╭─ Materials provided

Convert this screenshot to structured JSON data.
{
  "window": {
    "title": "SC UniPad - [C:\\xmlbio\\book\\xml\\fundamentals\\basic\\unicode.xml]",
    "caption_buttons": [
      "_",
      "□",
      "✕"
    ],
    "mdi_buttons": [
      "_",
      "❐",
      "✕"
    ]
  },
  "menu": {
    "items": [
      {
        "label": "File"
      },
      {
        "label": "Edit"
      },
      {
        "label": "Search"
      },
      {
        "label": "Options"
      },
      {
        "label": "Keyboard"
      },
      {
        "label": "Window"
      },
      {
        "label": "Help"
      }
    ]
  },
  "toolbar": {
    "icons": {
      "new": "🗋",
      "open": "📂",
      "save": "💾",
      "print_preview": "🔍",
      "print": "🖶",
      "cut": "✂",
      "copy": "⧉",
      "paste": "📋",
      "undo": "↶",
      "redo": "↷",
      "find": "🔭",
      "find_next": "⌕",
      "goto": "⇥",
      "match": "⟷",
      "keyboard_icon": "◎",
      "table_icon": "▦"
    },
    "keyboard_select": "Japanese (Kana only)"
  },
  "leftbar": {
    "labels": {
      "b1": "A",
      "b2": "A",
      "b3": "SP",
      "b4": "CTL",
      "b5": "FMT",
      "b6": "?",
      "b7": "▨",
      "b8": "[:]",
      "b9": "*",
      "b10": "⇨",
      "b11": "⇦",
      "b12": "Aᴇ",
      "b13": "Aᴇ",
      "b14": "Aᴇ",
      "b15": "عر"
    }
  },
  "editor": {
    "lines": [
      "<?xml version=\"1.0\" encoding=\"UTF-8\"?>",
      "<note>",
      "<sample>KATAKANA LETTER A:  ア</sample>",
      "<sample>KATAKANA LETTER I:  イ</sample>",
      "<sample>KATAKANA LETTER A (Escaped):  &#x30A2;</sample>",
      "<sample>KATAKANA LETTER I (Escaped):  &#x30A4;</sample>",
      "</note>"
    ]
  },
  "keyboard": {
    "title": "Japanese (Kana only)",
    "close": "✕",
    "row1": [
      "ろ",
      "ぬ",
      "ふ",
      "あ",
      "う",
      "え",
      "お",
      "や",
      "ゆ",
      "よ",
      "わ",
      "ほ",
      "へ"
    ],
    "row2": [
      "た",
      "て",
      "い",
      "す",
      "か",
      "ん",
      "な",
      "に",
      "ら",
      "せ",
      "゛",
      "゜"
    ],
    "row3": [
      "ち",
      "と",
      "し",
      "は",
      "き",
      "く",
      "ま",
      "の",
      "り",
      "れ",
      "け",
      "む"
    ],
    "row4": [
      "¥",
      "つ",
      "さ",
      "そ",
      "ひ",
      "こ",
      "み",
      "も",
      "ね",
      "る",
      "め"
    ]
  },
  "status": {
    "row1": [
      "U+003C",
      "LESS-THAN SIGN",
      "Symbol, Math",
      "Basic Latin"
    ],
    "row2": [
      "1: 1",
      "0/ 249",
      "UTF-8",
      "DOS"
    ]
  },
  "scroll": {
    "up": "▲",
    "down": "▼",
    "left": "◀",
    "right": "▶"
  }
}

╰─

Objective: Extract all of the data above without altering anything.

Expected output:
Convert this screenshot to structured JSON data.
{
  "window": {
    "title": "SC UniPad - [C:\\xmlbio\\book\\xml\\fundamentals\\basic\\unicode.xml]",
    "caption_buttons": [
      "_",
      "□",
      "✕"
    ],
    "mdi_buttons": [
      "_",
      "❐",
      "✕"
    ]
  },
  "menu": {
    "items": [
      {
        "label": "File"
      },
      {
        "label": "Edit"
      },
      {
        "label": "Search"
      },
      {
        "label": "Options"
      },
      {
        "label": "Keyboard"
      },
      {
        "label": "Window"
      },
      {
        "label": "Help"
      }
    ]
  },
  "toolbar": {
    "icons": {
      "new": "🗋",
      "open": "📂",
      "save": "💾",
      "print_preview": "🔍",
      "print": "🖶",
      "cut": "✂",
      "copy": "⧉",
      "paste": "📋",
      "undo": "↶",
      "redo": "↷",
      "find": "🔭",
      "find_next": "⌕",
      "goto": "⇥",
      "match": "⟷",
      "keyboard_icon": "◎",
      "table_icon": "▦"
    },
    "keyboard_select": "Japanese (Kana only)"
  },
  "leftbar": {
    "labels": {
      "b1": "A",
      "b2": "A",
      "b3": "SP",
      "b4": "CTL",
      "b5": "FMT",
      "b6": "?",
      "b7": "▨",
      "b8": "[:]",
      "b9": "*",
      "b10": "⇨",
      "b11": "⇦",
      "b12": "Aᴇ",
      "b13": "Aᴇ",
      "b14": "Aᴇ",
      "b15": "عر"
    }
  },
  "editor": {
    "lines": [
      "<?xml version=\"1.0\" encoding=\"UTF-8\"?>",
      "<note>",
      "<sample>KATAKANA LETTER A:  ア</sample>",
      "<sample>KATAKANA LETTER I:  イ</sample>",
      "<sample>KATAKANA LETTER A (Escaped):  &#x30A2;</sample>",
      "<sample>KATAKANA LETTER I (Escaped):  &#x30A4;</sample>",
      "</note>"
    ]
  },
  "keyboard": {
    "title": "Japanese (Kana only)",
    "close": "✕",
    "row1": [
      "ろ",
      "ぬ",
      "ふ",
      "あ",
      "う",
      "え",
      "お",
      "や",
      "ゆ",
      "よ",
      "わ",
      "ほ",
      "へ"
    ],
    "row2": [
      "た",
      "て",
      "い",
      "す",
      "か",
      "ん",
      "な",
      "に",
      "ら",
      "せ",
      "゛",
      "゜"
    ],
    "row3": [
      "ち",
      "と",
      "し",
      "は",
      "き",
      "く",
      "ま",
      "の",
      "り",
      "れ",
      "け",
      "む"
    ],
    "row4": [
      "¥",
      "つ",
      "さ",
      "そ",
      "ひ",
      "こ",
      "み",
      "も",
      "ね",
      "る",
      "め"
    ]
  },
  "status": {
    "row1": [
      "U+003C",
      "LESS-THAN SIGN",
      "Symbol, Math",
      "Basic Latin"
    ],
    "row2": [
      "1: 1",
      "0/ 249",
      "UTF-8",
      "DOS"
    ]
  },
  "scroll": {
    "up": "▲",
    "down": "▼",
    "left": "◀",
    "right": "▶"
  }
}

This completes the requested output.